**Exercise:**
Pick out every line holding the string "type" and copy it.

**Extracted data:**
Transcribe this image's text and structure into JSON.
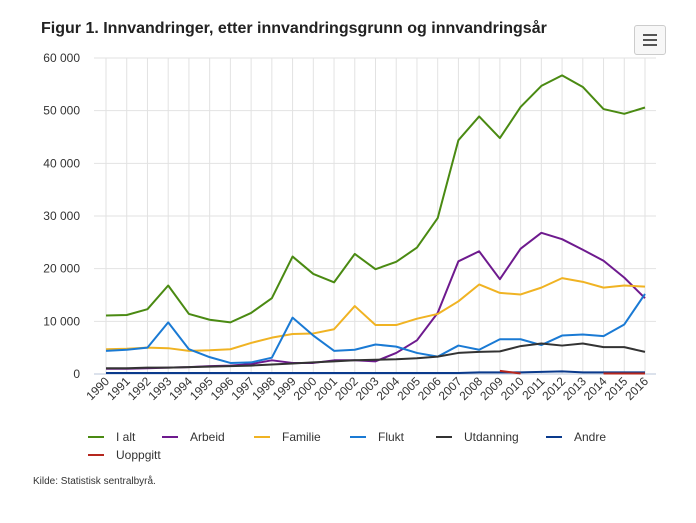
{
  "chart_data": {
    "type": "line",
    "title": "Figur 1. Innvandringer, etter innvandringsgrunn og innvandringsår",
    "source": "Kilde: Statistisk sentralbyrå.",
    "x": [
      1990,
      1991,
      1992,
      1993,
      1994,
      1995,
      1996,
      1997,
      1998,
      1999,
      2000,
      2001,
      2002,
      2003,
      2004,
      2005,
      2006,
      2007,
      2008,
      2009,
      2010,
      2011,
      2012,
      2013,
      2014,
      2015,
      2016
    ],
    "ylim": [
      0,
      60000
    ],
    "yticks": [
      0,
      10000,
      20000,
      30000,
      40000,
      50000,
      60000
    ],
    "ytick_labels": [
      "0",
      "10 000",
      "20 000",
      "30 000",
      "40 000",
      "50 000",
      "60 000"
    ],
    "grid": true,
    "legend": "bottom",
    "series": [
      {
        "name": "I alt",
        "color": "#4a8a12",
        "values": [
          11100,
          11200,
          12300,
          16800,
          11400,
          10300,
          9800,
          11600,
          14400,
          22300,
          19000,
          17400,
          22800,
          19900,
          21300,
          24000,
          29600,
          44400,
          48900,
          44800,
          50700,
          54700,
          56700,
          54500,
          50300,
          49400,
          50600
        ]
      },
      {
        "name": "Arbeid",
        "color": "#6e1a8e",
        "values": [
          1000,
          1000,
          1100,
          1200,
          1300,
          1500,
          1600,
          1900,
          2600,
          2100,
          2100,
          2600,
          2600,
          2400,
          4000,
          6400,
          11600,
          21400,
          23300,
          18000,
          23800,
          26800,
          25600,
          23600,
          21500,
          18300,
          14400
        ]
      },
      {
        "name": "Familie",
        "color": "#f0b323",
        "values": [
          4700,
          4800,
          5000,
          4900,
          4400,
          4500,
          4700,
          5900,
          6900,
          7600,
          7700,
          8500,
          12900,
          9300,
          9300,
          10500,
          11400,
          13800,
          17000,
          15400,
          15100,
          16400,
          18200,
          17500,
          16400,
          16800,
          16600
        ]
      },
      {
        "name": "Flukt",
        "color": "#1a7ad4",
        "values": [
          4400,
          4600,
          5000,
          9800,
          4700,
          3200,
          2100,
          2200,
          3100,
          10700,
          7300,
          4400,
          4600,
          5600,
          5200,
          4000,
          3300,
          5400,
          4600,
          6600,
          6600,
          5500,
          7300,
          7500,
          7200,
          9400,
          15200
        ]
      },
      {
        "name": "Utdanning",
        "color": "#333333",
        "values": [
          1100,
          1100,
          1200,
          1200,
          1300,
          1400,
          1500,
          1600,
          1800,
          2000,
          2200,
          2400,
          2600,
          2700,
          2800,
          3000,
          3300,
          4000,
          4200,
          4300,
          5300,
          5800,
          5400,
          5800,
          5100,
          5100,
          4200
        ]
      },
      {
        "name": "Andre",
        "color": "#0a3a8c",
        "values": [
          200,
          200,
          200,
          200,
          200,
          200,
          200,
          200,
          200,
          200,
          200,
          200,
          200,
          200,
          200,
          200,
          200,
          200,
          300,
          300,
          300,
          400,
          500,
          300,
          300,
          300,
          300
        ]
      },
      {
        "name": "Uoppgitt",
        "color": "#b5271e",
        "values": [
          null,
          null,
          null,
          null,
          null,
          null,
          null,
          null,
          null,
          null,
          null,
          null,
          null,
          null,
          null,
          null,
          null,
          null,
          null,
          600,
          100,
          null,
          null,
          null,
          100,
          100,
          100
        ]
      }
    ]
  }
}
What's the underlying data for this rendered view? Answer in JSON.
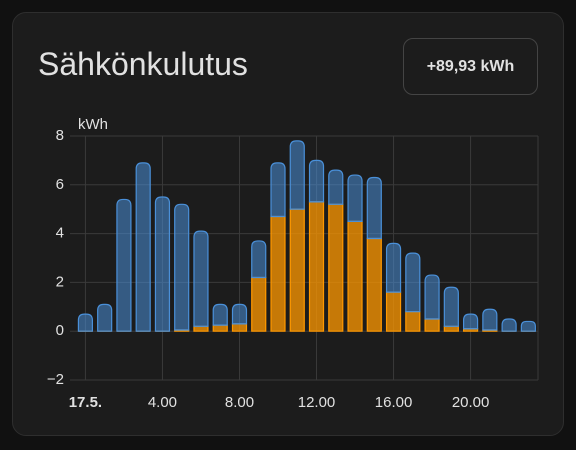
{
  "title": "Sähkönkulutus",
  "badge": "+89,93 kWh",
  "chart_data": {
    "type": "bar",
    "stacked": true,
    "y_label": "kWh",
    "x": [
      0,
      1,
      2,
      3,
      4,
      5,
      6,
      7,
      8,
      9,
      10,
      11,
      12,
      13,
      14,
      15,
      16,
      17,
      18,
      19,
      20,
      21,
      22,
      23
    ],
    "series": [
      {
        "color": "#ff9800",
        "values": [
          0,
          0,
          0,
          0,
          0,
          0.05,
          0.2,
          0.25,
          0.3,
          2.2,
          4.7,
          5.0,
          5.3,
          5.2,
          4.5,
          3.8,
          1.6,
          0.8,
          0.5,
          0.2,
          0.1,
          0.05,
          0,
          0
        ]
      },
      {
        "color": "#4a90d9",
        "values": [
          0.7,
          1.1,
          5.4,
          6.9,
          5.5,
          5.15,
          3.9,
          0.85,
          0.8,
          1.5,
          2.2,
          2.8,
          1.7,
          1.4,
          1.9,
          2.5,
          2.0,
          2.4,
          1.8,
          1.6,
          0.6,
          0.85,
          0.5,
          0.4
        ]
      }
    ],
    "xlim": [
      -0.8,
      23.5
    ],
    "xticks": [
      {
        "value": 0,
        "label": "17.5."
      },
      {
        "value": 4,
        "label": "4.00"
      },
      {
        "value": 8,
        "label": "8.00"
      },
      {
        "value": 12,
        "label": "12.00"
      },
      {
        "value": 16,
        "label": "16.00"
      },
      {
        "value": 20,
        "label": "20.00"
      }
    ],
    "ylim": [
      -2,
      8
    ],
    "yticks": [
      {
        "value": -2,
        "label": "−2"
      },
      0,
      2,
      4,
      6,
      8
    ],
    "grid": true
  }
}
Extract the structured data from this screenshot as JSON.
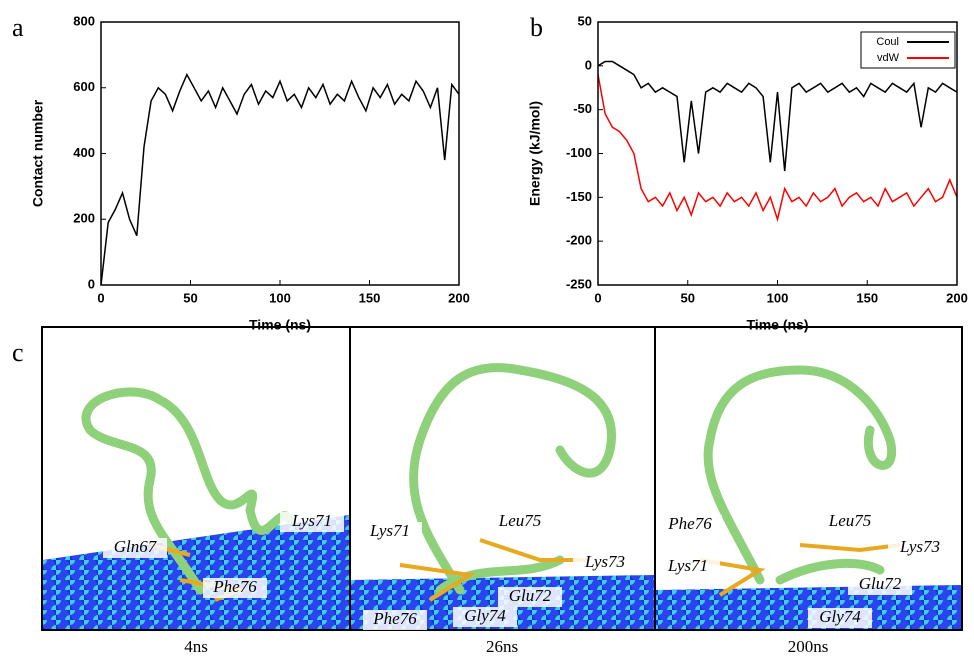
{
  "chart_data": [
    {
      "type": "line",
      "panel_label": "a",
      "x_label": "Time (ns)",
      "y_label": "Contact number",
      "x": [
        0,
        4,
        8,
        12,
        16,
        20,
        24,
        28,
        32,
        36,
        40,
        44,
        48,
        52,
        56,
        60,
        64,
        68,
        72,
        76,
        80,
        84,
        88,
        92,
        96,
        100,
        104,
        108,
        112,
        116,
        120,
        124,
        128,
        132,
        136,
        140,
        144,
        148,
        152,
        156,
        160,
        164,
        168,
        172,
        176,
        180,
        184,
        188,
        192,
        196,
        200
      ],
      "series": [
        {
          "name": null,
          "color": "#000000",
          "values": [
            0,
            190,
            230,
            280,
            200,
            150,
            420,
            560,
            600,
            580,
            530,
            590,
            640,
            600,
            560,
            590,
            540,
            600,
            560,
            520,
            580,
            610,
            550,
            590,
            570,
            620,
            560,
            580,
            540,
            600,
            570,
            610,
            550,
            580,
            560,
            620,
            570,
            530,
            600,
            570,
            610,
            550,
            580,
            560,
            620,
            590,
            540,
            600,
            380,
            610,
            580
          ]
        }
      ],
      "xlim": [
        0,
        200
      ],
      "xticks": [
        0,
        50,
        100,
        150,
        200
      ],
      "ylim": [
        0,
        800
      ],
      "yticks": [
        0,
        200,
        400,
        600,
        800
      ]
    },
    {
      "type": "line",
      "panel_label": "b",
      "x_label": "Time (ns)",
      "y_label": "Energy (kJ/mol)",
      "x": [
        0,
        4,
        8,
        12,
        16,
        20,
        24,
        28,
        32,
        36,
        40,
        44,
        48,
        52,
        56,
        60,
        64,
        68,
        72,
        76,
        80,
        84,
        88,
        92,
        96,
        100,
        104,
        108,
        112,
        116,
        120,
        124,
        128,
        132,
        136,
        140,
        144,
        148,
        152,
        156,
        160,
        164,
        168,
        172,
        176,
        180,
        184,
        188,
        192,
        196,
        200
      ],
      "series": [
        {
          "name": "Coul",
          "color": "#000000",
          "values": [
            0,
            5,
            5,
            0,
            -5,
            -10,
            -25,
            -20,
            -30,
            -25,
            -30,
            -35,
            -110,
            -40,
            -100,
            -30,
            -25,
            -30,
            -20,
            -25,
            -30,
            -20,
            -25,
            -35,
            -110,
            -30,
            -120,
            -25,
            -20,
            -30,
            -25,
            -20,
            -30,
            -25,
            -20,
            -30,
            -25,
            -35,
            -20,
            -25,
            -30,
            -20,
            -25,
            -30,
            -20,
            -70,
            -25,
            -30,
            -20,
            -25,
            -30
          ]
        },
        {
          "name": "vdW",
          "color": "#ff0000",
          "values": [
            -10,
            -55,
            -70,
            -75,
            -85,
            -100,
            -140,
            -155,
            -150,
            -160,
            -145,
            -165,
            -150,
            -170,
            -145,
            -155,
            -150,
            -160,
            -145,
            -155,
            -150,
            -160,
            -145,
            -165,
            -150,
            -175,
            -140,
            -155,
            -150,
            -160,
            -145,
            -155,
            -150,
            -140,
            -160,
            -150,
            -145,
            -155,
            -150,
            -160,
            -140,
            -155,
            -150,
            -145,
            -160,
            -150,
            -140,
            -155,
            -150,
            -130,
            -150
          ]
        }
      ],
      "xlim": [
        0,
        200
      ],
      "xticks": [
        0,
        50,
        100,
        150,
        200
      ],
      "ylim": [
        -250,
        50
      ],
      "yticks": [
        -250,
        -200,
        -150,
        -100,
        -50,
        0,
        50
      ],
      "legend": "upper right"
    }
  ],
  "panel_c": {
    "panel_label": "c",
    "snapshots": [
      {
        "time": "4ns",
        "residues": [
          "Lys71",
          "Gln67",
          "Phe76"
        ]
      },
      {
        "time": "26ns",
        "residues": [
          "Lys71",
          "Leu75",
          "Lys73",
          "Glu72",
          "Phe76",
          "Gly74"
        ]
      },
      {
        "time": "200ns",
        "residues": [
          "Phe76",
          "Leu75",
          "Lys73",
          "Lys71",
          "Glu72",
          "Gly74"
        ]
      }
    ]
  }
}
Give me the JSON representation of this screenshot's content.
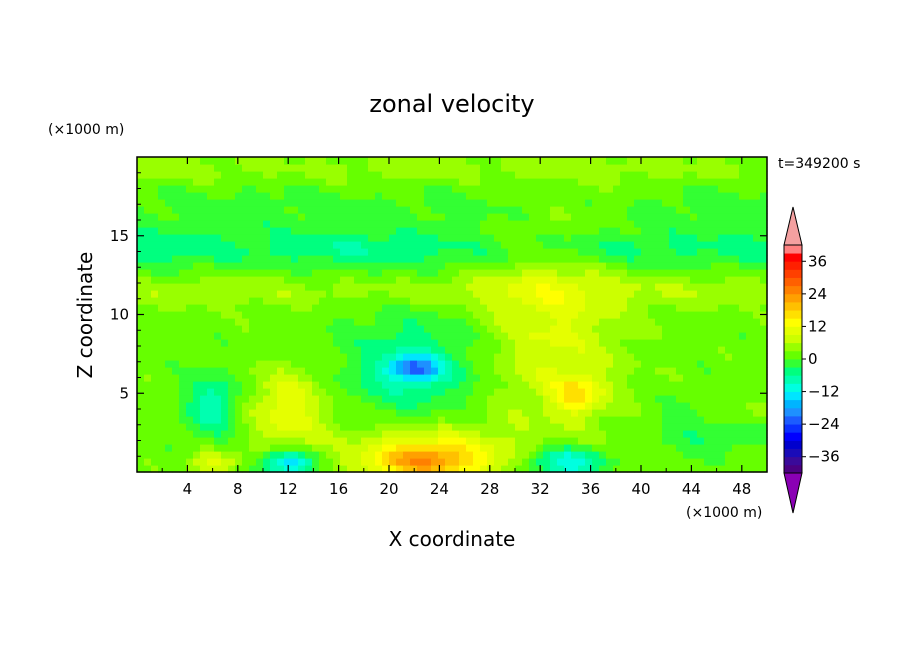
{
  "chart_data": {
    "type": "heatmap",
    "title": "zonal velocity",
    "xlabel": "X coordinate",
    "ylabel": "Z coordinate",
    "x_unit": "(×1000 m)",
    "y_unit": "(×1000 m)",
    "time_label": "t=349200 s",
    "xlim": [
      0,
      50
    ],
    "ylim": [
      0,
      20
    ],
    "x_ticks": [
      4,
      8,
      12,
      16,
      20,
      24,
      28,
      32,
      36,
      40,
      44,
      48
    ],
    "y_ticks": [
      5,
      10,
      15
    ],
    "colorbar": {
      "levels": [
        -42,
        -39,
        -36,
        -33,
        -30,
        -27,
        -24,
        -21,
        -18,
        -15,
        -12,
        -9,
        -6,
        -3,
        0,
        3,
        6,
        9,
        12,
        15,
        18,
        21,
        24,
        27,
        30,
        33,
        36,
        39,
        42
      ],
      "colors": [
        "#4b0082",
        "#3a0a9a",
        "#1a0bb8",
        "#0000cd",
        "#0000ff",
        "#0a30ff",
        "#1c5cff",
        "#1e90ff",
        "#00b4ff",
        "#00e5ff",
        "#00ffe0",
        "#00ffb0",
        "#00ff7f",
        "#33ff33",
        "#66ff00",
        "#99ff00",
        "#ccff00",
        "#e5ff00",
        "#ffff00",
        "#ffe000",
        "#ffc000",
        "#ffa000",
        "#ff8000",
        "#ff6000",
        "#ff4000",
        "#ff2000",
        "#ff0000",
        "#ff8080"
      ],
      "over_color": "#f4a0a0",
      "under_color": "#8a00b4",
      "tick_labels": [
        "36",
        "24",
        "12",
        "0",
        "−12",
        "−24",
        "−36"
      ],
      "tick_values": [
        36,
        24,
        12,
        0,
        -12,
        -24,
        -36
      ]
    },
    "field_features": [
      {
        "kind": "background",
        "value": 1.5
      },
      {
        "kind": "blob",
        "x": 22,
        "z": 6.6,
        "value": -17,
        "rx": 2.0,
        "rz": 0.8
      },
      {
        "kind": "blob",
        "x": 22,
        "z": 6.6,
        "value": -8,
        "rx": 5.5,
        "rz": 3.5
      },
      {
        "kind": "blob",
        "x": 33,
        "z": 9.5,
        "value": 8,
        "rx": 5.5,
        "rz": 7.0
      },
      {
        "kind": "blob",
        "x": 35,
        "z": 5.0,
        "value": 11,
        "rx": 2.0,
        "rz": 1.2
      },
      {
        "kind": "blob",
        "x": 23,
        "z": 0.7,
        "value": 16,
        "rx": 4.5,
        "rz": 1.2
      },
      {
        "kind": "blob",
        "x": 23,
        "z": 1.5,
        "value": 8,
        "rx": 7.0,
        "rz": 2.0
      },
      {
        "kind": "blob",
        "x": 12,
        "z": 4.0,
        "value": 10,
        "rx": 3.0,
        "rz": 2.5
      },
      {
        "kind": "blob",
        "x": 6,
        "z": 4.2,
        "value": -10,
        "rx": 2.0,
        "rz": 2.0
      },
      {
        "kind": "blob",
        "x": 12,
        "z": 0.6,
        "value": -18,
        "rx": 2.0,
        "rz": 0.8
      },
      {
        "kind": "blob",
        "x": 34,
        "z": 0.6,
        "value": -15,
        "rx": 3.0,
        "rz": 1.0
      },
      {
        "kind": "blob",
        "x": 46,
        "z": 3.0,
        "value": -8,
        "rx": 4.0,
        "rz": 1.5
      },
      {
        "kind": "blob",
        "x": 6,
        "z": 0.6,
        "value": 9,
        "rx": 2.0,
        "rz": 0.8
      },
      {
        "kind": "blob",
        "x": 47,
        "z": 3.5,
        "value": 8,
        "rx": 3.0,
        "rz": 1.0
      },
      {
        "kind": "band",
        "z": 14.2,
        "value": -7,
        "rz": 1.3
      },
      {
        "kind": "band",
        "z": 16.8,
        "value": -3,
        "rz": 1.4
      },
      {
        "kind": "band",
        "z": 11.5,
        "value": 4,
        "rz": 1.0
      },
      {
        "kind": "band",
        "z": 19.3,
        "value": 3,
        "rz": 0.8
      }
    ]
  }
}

**Result of the exercise:**
    "type": "line",
    "type": "bar",
      "type": "line",
      "type": "line",
    "type": "heatmap",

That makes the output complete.